--- start ---
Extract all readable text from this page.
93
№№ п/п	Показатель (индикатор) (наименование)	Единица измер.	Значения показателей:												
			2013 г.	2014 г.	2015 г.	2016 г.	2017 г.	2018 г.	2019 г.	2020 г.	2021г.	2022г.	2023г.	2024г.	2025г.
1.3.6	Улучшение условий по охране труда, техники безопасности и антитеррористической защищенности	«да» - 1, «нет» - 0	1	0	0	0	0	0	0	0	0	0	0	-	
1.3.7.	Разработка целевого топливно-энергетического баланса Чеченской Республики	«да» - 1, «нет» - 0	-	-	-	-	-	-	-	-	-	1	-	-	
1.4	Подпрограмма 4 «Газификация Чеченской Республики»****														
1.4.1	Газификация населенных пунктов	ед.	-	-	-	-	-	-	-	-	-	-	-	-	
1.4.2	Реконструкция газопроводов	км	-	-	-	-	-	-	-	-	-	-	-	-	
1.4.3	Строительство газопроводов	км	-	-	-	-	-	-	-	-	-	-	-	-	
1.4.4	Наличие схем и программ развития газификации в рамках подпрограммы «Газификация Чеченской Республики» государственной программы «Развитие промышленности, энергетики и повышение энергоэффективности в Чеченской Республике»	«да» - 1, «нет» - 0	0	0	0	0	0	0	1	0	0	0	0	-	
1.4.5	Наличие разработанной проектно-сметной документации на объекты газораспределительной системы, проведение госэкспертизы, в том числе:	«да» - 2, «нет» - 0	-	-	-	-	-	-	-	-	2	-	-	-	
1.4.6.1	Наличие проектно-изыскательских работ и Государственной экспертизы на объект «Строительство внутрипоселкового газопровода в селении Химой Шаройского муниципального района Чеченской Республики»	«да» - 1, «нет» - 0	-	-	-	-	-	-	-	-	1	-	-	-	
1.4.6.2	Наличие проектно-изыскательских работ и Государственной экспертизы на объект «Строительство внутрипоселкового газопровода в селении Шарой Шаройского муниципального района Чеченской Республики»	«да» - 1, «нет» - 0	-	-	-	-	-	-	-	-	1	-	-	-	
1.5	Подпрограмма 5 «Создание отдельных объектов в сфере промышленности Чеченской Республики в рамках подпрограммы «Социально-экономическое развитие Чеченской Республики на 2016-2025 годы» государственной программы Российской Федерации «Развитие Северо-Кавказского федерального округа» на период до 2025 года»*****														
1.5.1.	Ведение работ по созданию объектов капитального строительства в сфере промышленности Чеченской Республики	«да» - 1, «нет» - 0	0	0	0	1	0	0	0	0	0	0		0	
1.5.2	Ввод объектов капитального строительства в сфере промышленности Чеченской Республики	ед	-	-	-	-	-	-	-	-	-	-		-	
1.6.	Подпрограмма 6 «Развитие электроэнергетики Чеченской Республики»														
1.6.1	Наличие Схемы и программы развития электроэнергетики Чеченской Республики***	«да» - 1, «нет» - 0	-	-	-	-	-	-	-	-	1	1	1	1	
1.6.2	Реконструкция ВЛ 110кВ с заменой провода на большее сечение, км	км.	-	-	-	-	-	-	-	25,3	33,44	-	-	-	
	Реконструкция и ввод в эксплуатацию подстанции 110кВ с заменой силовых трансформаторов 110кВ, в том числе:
--- end ---
REQUEST:
Of all the lines above, how many contain "строительства"? Give the number and nothing more.

TASK RESULT:
2